(Figure data in JSON)

□ □ □

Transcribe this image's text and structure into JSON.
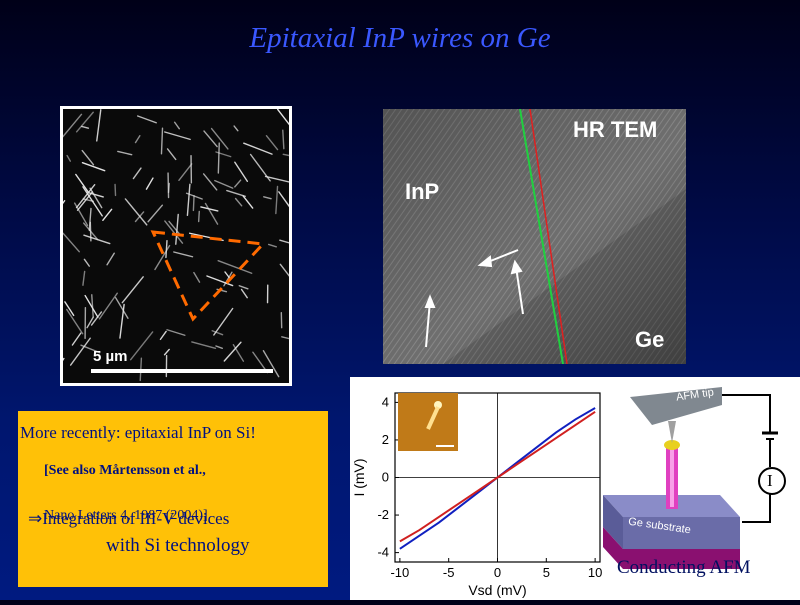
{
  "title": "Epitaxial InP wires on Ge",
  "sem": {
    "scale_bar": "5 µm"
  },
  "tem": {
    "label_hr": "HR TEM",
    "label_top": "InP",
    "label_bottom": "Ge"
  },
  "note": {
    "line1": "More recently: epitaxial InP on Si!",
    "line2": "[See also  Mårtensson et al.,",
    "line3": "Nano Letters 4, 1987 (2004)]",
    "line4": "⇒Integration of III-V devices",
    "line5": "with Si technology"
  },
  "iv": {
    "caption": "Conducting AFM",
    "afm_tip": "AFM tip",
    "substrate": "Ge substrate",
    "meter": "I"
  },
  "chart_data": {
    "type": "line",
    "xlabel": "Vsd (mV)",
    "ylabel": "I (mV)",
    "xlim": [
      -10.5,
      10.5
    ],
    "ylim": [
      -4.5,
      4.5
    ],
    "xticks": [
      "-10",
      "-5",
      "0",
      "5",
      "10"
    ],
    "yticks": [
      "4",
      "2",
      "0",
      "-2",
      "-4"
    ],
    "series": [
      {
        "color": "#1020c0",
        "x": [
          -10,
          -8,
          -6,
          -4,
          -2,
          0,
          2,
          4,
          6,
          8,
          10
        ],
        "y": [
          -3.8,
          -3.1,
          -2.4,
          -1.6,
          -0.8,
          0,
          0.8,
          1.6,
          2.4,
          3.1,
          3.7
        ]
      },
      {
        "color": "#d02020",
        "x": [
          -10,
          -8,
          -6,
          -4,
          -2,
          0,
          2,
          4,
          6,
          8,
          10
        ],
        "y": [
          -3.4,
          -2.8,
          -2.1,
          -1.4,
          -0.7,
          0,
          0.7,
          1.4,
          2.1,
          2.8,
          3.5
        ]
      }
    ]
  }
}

□ □ □

Task details:
Transcribe the records word for word and include no pictures.

Exercise output:
Transcribe this image's text and structure into JSON.
{
  "title": "Epitaxial InP wires on Ge",
  "sem": {
    "scale_bar": "5 µm"
  },
  "tem": {
    "label_hr": "HR TEM",
    "label_top": "InP",
    "label_bottom": "Ge"
  },
  "note": {
    "line1": "More recently: epitaxial InP on Si!",
    "line2": "[See also  Mårtensson et al.,",
    "line3": "Nano Letters 4, 1987 (2004)]",
    "line4": "⇒Integration of III-V devices",
    "line5": "with Si technology"
  },
  "iv": {
    "caption": "Conducting AFM",
    "afm_tip": "AFM tip",
    "substrate": "Ge substrate",
    "meter": "I"
  },
  "chart_data": {
    "type": "line",
    "xlabel": "Vsd (mV)",
    "ylabel": "I (mV)",
    "xlim": [
      -10.5,
      10.5
    ],
    "ylim": [
      -4.5,
      4.5
    ],
    "xticks": [
      "-10",
      "-5",
      "0",
      "5",
      "10"
    ],
    "yticks": [
      "4",
      "2",
      "0",
      "-2",
      "-4"
    ],
    "series": [
      {
        "color": "#1020c0",
        "x": [
          -10,
          -8,
          -6,
          -4,
          -2,
          0,
          2,
          4,
          6,
          8,
          10
        ],
        "y": [
          -3.8,
          -3.1,
          -2.4,
          -1.6,
          -0.8,
          0,
          0.8,
          1.6,
          2.4,
          3.1,
          3.7
        ]
      },
      {
        "color": "#d02020",
        "x": [
          -10,
          -8,
          -6,
          -4,
          -2,
          0,
          2,
          4,
          6,
          8,
          10
        ],
        "y": [
          -3.4,
          -2.8,
          -2.1,
          -1.4,
          -0.7,
          0,
          0.7,
          1.4,
          2.1,
          2.8,
          3.5
        ]
      }
    ]
  }
}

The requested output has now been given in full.